[start DATA SUPPLIED]

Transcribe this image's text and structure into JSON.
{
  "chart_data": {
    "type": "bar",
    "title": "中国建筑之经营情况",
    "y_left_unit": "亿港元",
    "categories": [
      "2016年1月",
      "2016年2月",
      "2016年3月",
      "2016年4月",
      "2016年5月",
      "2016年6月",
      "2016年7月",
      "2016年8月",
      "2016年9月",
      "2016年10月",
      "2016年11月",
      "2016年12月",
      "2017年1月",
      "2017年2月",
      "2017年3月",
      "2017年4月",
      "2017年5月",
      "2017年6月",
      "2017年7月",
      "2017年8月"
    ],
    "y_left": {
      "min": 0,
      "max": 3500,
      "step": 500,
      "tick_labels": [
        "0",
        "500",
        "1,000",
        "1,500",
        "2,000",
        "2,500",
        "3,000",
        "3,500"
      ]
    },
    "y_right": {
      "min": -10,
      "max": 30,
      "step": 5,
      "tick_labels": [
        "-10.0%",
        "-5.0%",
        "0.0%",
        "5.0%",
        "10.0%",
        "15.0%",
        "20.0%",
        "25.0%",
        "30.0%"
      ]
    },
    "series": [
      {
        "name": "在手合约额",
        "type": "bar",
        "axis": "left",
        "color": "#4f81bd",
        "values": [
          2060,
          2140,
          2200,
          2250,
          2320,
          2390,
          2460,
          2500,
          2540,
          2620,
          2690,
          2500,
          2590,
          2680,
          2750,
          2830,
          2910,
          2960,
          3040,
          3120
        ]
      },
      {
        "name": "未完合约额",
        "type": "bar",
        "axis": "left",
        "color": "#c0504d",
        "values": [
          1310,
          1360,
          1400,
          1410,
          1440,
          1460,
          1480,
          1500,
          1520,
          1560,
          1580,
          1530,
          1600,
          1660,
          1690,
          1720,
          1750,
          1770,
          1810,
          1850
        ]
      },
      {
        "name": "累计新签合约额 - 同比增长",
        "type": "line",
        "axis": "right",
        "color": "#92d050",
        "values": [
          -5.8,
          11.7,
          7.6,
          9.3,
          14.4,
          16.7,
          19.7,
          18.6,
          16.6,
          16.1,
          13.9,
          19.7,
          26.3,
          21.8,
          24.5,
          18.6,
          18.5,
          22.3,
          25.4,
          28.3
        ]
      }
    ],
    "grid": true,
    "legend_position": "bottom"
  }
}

[end DATA SUPPLIED]

Show the lines from the data above that contain the string "color".

        "color": "#4f81bd",
        "color": "#c0504d",
        "color": "#92d050",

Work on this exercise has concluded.